_Exercise task_
Write out the material exactly, with the pictures left out.

_Dataset rows_
┄┄┄┄┄┄
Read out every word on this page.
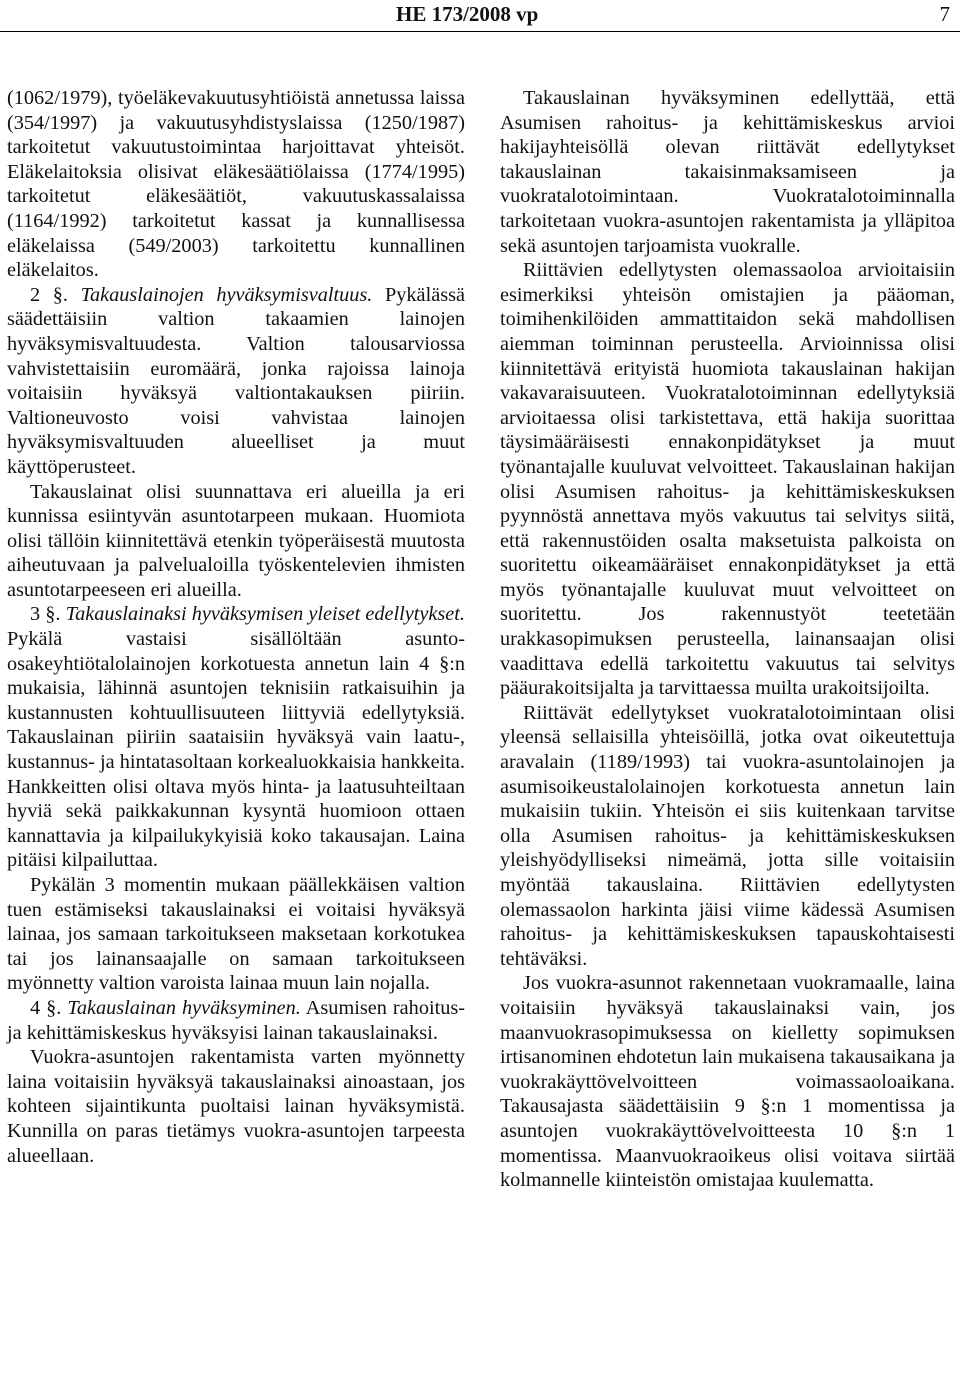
HE 173/2008 vp	7

(1062/1979), työeläkevakuutusyhtiöistä annetussa laissa (354/1997) ja vakuutusyhdistyslaissa (1250/1987) tarkoitetut vakuutustoimintaa harjoittavat yhteisöt. Eläkelaitoksia olisivat eläkesäätiölaissa (1774/1995) tarkoitetut eläkesäätiöt, vakuutuskassalaissa (1164/1992) tarkoitetut kassat ja kunnallisessa eläkelaissa (549/2003) tarkoitettu kunnallinen eläkelaitos.

2 §. Takauslainojen hyväksymisvaltuus. Pykälässä säädettäisiin valtion takaamien lainojen hyväksymisvaltuudesta. Valtion talousarviossa vahvistettaisiin euromäärä, jonka rajoissa lainoja voitaisiin hyväksyä valtiontakauksen piiriin. Valtioneuvosto voisi vahvistaa lainojen hyväksymisvaltuuden alueelliset ja muut käyttöperusteet.

Takauslainat olisi suunnattava eri alueilla ja eri kunnissa esiintyvän asuntotarpeen mukaan. Huomiota olisi tällöin kiinnitettävä etenkin työperäisestä muutosta aiheutuvaan ja palvelualoilla työskentelevien ihmisten asuntotarpeeseen eri alueilla.

3 §. Takauslainaksi hyväksymisen yleiset edellytykset. Pykälä vastaisi sisällöltään asunto-osakeyhtiötalolainojen korkotuesta annetun lain 4 §:n mukaisia, lähinnä asuntojen teknisiin ratkaisuihin ja kustannusten kohtuullisuuteen liittyviä edellytyksiä. Takauslainan piiriin saataisiin hyväksyä vain laatu-, kustannus- ja hintatasoltaan korkealuokkaisia hankkeita. Hankkeitten olisi oltava myös hinta- ja laatusuhteiltaan hyviä sekä paikkakunnan kysyntä huomioon ottaen kannattavia ja kilpailukykyisiä koko takausajan. Laina pitäisi kilpailuttaa.

Pykälän 3 momentin mukaan päällekkäisen valtion tuen estämiseksi takauslainaksi ei voitaisi hyväksyä lainaa, jos samaan tarkoitukseen maksetaan korkotukea tai jos lainansaajalle on samaan tarkoitukseen myönnetty valtion varoista lainaa muun lain nojalla.

4 §. Takauslainan hyväksyminen. Asumisen rahoitus- ja kehittämiskeskus hyväksyisi lainan takauslainaksi.

Vuokra-asuntojen rakentamista varten myönnetty laina voitaisiin hyväksyä takauslainaksi ainoastaan, jos kohteen sijaintikunta puoltaisi lainan hyväksymistä. Kunnilla on paras tietämys vuokra-asuntojen tarpeesta alueellaan.

Takauslainan hyväksyminen edellyttää, että Asumisen rahoitus- ja kehittämiskeskus arvioi hakijayhteisöllä olevan riittävät edellytykset takauslainan takaisinmaksamiseen ja vuokratalotoimintaan. Vuokratalotoiminnalla tarkoitetaan vuokra-asuntojen rakentamista ja ylläpitoa sekä asuntojen tarjoamista vuokralle.

Riittävien edellytysten olemassaoloa arvioitaisiin esimerkiksi yhteisön omistajien ja pääoman, toimihenkilöiden ammattitaidon sekä mahdollisen aiemman toiminnan perusteella. Arvioinnissa olisi kiinnitettävä erityistä huomiota takauslainan hakijan vakavaraisuuteen. Vuokratalotoiminnan edellytyksiä arvioitaessa olisi tarkistettava, että hakija suorittaa täysimääräisesti ennakonpidätykset ja muut työnantajalle kuuluvat velvoitteet. Takauslainan hakijan olisi Asumisen rahoitus- ja kehittämiskeskuksen pyynnöstä annettava myös vakuutus tai selvitys siitä, että rakennustöiden osalta maksetuista palkoista on suoritettu oikeamääräiset ennakonpidätykset ja että myös työnantajalle kuuluvat muut velvoitteet on suoritettu. Jos rakennustyöt teetetään urakkasopimuksen perusteella, lainansaajan olisi vaadittava edellä tarkoitettu vakuutus tai selvitys pääurakoitsijalta ja tarvittaessa muilta urakoitsijoilta.

Riittävät edellytykset vuokratalotoimintaan olisi yleensä sellaisilla yhteisöillä, jotka ovat oikeutettuja aravalain (1189/1993) tai vuokra-asuntolainojen ja asumisoikeustalolainojen korkotuesta annetun lain mukaisiin tukiin. Yhteisön ei siis kuitenkaan tarvitse olla Asumisen rahoitus- ja kehittämiskeskuksen yleishyödylliseksi nimeämä, jotta sille voitaisiin myöntää takauslaina. Riittävien edellytysten olemassaolon harkinta jäisi viime kädessä Asumisen rahoitus- ja kehittämiskeskuksen tapauskohtaisesti tehtäväksi.

Jos vuokra-asunnot rakennetaan vuokramaalle, laina voitaisiin hyväksyä takauslainaksi vain, jos maanvuokrasopimuksessa on kielletty sopimuksen irtisanominen ehdotetun lain mukaisena takausaikana ja vuokrakäyttövelvoitteen voimassaoloaikana. Takausajasta säädettäisiin 9 §:n 1 momentissa ja asuntojen vuokrakäyttövelvoitteesta 10 §:n 1 momentissa. Maanvuokraoikeus olisi voitava siirtää kolmannelle kiinteistön omistajaa kuulematta.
┄┄┄┄┄┄
_Task answer_
Read out every word on this page.
HE 173/2008 vp	7

(1062/1979), työeläkevakuutusyhtiöistä annetussa laissa (354/1997) ja vakuutusyhdistyslaissa (1250/1987) tarkoitetut vakuutustoimintaa harjoittavat yhteisöt. Eläkelaitoksia olisivat eläkesäätiölaissa (1774/1995) tarkoitetut eläkesäätiöt, vakuutuskassalaissa (1164/1992) tarkoitetut kassat ja kunnallisessa eläkelaissa (549/2003) tarkoitettu kunnallinen eläkelaitos.

2 §. Takauslainojen hyväksymisvaltuus. Pykälässä säädettäisiin valtion takaamien lainojen hyväksymisvaltuudesta. Valtion talousarviossa vahvistettaisiin euromäärä, jonka rajoissa lainoja voitaisiin hyväksyä valtiontakauksen piiriin. Valtioneuvosto voisi vahvistaa lainojen hyväksymisvaltuuden alueelliset ja muut käyttöperusteet.

Takauslainat olisi suunnattava eri alueilla ja eri kunnissa esiintyvän asuntotarpeen mukaan. Huomiota olisi tällöin kiinnitettävä etenkin työperäisestä muutosta aiheutuvaan ja palvelualoilla työskentelevien ihmisten asuntotarpeeseen eri alueilla.

3 §. Takauslainaksi hyväksymisen yleiset edellytykset. Pykälä vastaisi sisällöltään asunto-osakeyhtiötalolainojen korkotuesta annetun lain 4 §:n mukaisia, lähinnä asuntojen teknisiin ratkaisuihin ja kustannusten kohtuullisuuteen liittyviä edellytyksiä. Takauslainan piiriin saataisiin hyväksyä vain laatu-, kustannus- ja hintatasoltaan korkealuokkaisia hankkeita. Hankkeitten olisi oltava myös hinta- ja laatusuhteiltaan hyviä sekä paikkakunnan kysyntä huomioon ottaen kannattavia ja kilpailukykyisiä koko takausajan. Laina pitäisi kilpailuttaa.

Pykälän 3 momentin mukaan päällekkäisen valtion tuen estämiseksi takauslainaksi ei voitaisi hyväksyä lainaa, jos samaan tarkoitukseen maksetaan korkotukea tai jos lainansaajalle on samaan tarkoitukseen myönnetty valtion varoista lainaa muun lain nojalla.

4 §. Takauslainan hyväksyminen. Asumisen rahoitus- ja kehittämiskeskus hyväksyisi lainan takauslainaksi.

Vuokra-asuntojen rakentamista varten myönnetty laina voitaisiin hyväksyä takauslainaksi ainoastaan, jos kohteen sijaintikunta puoltaisi lainan hyväksymistä. Kunnilla on paras tietämys vuokra-asuntojen tarpeesta alueellaan.

Takauslainan hyväksyminen edellyttää, että Asumisen rahoitus- ja kehittämiskeskus arvioi hakijayhteisöllä olevan riittävät edellytykset takauslainan takaisinmaksamiseen ja vuokratalotoimintaan. Vuokratalotoiminnalla tarkoitetaan vuokra-asuntojen rakentamista ja ylläpitoa sekä asuntojen tarjoamista vuokralle.

Riittävien edellytysten olemassaoloa arvioitaisiin esimerkiksi yhteisön omistajien ja pääoman, toimihenkilöiden ammattitaidon sekä mahdollisen aiemman toiminnan perusteella. Arvioinnissa olisi kiinnitettävä erityistä huomiota takauslainan hakijan vakavaraisuuteen. Vuokratalotoiminnan edellytyksiä arvioitaessa olisi tarkistettava, että hakija suorittaa täysimääräisesti ennakonpidätykset ja muut työnantajalle kuuluvat velvoitteet. Takauslainan hakijan olisi Asumisen rahoitus- ja kehittämiskeskuksen pyynnöstä annettava myös vakuutus tai selvitys siitä, että rakennustöiden osalta maksetuista palkoista on suoritettu oikeamääräiset ennakonpidätykset ja että myös työnantajalle kuuluvat muut velvoitteet on suoritettu. Jos rakennustyöt teetetään urakkasopimuksen perusteella, lainansaajan olisi vaadittava edellä tarkoitettu vakuutus tai selvitys pääurakoitsijalta ja tarvittaessa muilta urakoitsijoilta.

Riittävät edellytykset vuokratalotoimintaan olisi yleensä sellaisilla yhteisöillä, jotka ovat oikeutettuja aravalain (1189/1993) tai vuokra-asuntolainojen ja asumisoikeustalolainojen korkotuesta annetun lain mukaisiin tukiin. Yhteisön ei siis kuitenkaan tarvitse olla Asumisen rahoitus- ja kehittämiskeskuksen yleishyödylliseksi nimeämä, jotta sille voitaisiin myöntää takauslaina. Riittävien edellytysten olemassaolon harkinta jäisi viime kädessä Asumisen rahoitus- ja kehittämiskeskuksen tapauskohtaisesti tehtäväksi.

Jos vuokra-asunnot rakennetaan vuokramaalle, laina voitaisiin hyväksyä takauslainaksi vain, jos maanvuokrasopimuksessa on kielletty sopimuksen irtisanominen ehdotetun lain mukaisena takausaikana ja vuokrakäyttövelvoitteen voimassaoloaikana. Takausajasta säädettäisiin 9 §:n 1 momentissa ja asuntojen vuokrakäyttövelvoitteesta 10 §:n 1 momentissa. Maanvuokraoikeus olisi voitava siirtää kolmannelle kiinteistön omistajaa kuulematta.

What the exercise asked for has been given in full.